Print the listing in its entirety and exactly, leaving out images.

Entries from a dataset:
========

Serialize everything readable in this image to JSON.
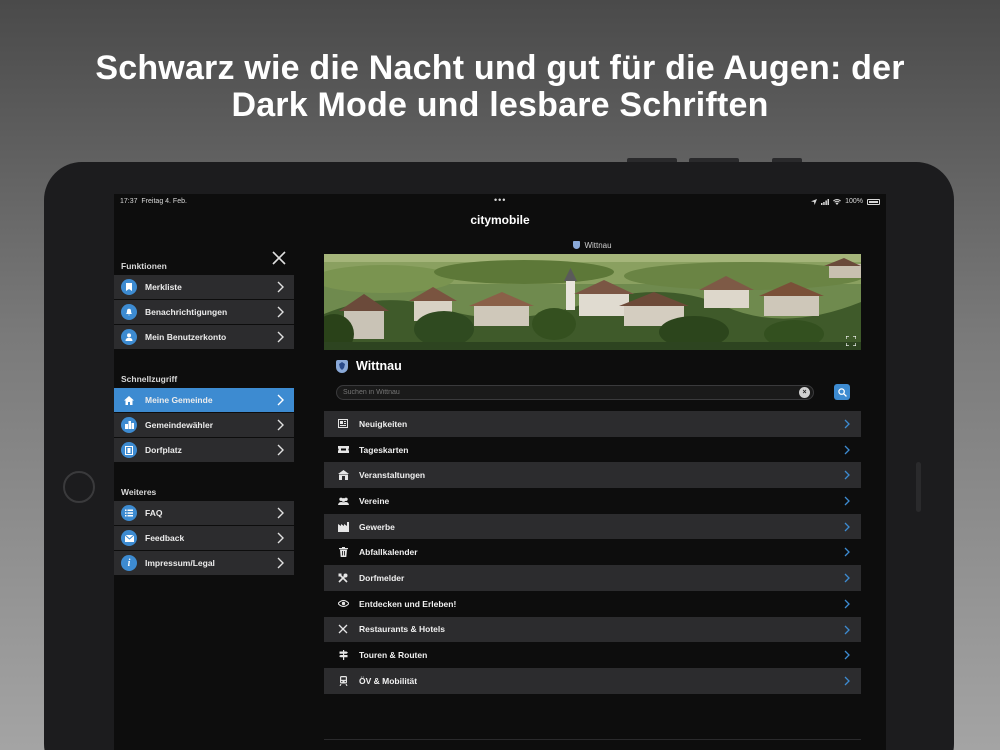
{
  "headline": {
    "line1": "Schwarz wie die Nacht und gut für die Augen: der",
    "line2": "Dark Mode und lesbare Schriften"
  },
  "statusbar": {
    "time": "17:37",
    "date": "Freitag 4. Feb.",
    "battery": "100%",
    "battery_level": 1.0
  },
  "app": {
    "title": "citymobile"
  },
  "sidebar": {
    "sections": [
      {
        "label": "Funktionen",
        "items": [
          {
            "label": "Merkliste",
            "icon": "bookmark-icon"
          },
          {
            "label": "Benachrichtigungen",
            "icon": "bell-icon"
          },
          {
            "label": "Mein Benutzerkonto",
            "icon": "user-icon"
          }
        ]
      },
      {
        "label": "Schnellzugriff",
        "items": [
          {
            "label": "Meine Gemeinde",
            "icon": "home-icon",
            "active": true
          },
          {
            "label": "Gemeindewähler",
            "icon": "city-icon"
          },
          {
            "label": "Dorfplatz",
            "icon": "film-icon"
          }
        ]
      },
      {
        "label": "Weiteres",
        "items": [
          {
            "label": "FAQ",
            "icon": "list-icon"
          },
          {
            "label": "Feedback",
            "icon": "mail-icon"
          },
          {
            "label": "Impressum/Legal",
            "icon": "info-icon"
          }
        ]
      }
    ]
  },
  "content": {
    "location": "Wittnau",
    "town_name": "Wittnau",
    "search_placeholder": "Suchen in Wittnau",
    "categories": [
      {
        "label": "Neuigkeiten",
        "icon": "news-icon"
      },
      {
        "label": "Tageskarten",
        "icon": "ticket-icon"
      },
      {
        "label": "Veranstaltungen",
        "icon": "venue-icon"
      },
      {
        "label": "Vereine",
        "icon": "group-icon"
      },
      {
        "label": "Gewerbe",
        "icon": "factory-icon"
      },
      {
        "label": "Abfallkalender",
        "icon": "trash-icon"
      },
      {
        "label": "Dorfmelder",
        "icon": "tools-icon"
      },
      {
        "label": "Entdecken und Erleben!",
        "icon": "eye-icon"
      },
      {
        "label": "Restaurants & Hotels",
        "icon": "cutlery-icon"
      },
      {
        "label": "Touren & Routen",
        "icon": "signpost-icon"
      },
      {
        "label": "ÖV & Mobilität",
        "icon": "train-icon"
      }
    ]
  },
  "colors": {
    "accent": "#3d8bd1",
    "row_dark": "#2c2c2e",
    "screen_bg": "#0d0d0d"
  }
}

========

• [RESPONSE]
Serialize everything readable in this image to JSON.
{
  "headline": {
    "line1": "Schwarz wie die Nacht und gut für die Augen: der",
    "line2": "Dark Mode und lesbare Schriften"
  },
  "statusbar": {
    "time": "17:37",
    "date": "Freitag 4. Feb.",
    "battery": "100%",
    "battery_level": 1.0
  },
  "app": {
    "title": "citymobile"
  },
  "sidebar": {
    "sections": [
      {
        "label": "Funktionen",
        "items": [
          {
            "label": "Merkliste",
            "icon": "bookmark-icon"
          },
          {
            "label": "Benachrichtigungen",
            "icon": "bell-icon"
          },
          {
            "label": "Mein Benutzerkonto",
            "icon": "user-icon"
          }
        ]
      },
      {
        "label": "Schnellzugriff",
        "items": [
          {
            "label": "Meine Gemeinde",
            "icon": "home-icon",
            "active": true
          },
          {
            "label": "Gemeindewähler",
            "icon": "city-icon"
          },
          {
            "label": "Dorfplatz",
            "icon": "film-icon"
          }
        ]
      },
      {
        "label": "Weiteres",
        "items": [
          {
            "label": "FAQ",
            "icon": "list-icon"
          },
          {
            "label": "Feedback",
            "icon": "mail-icon"
          },
          {
            "label": "Impressum/Legal",
            "icon": "info-icon"
          }
        ]
      }
    ]
  },
  "content": {
    "location": "Wittnau",
    "town_name": "Wittnau",
    "search_placeholder": "Suchen in Wittnau",
    "categories": [
      {
        "label": "Neuigkeiten",
        "icon": "news-icon"
      },
      {
        "label": "Tageskarten",
        "icon": "ticket-icon"
      },
      {
        "label": "Veranstaltungen",
        "icon": "venue-icon"
      },
      {
        "label": "Vereine",
        "icon": "group-icon"
      },
      {
        "label": "Gewerbe",
        "icon": "factory-icon"
      },
      {
        "label": "Abfallkalender",
        "icon": "trash-icon"
      },
      {
        "label": "Dorfmelder",
        "icon": "tools-icon"
      },
      {
        "label": "Entdecken und Erleben!",
        "icon": "eye-icon"
      },
      {
        "label": "Restaurants & Hotels",
        "icon": "cutlery-icon"
      },
      {
        "label": "Touren & Routen",
        "icon": "signpost-icon"
      },
      {
        "label": "ÖV & Mobilität",
        "icon": "train-icon"
      }
    ]
  },
  "colors": {
    "accent": "#3d8bd1",
    "row_dark": "#2c2c2e",
    "screen_bg": "#0d0d0d"
  }
}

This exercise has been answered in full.